** START **

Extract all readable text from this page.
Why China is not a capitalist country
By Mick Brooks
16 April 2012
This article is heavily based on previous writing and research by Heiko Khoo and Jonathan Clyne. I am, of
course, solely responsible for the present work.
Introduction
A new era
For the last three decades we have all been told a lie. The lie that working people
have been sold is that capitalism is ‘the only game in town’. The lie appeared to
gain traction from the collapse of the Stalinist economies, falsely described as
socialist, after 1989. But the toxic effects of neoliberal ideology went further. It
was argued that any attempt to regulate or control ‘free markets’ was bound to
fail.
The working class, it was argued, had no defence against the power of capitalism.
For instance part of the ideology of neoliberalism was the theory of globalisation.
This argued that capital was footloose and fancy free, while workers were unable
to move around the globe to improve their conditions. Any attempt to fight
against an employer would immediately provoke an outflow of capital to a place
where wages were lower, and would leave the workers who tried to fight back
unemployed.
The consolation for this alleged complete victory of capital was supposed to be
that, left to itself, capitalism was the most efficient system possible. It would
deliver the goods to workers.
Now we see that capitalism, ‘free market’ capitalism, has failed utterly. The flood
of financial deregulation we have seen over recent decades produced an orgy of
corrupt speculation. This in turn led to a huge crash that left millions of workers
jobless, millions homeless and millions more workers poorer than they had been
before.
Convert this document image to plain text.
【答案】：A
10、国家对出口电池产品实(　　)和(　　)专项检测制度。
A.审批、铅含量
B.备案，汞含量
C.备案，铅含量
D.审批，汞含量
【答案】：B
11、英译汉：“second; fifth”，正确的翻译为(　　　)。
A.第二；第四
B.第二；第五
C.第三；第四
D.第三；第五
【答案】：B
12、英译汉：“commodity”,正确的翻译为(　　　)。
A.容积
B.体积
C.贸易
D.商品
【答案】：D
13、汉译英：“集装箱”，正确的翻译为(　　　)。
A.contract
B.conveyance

** END **

*PROBLEM TO SOLVE*
Pull out each line containing the word "were" and copy it.

*FINAL ANSWER*
This argued that capital was footloose and fancy free, while workers were unable
where wages were lower, and would leave the workers who tried to fight back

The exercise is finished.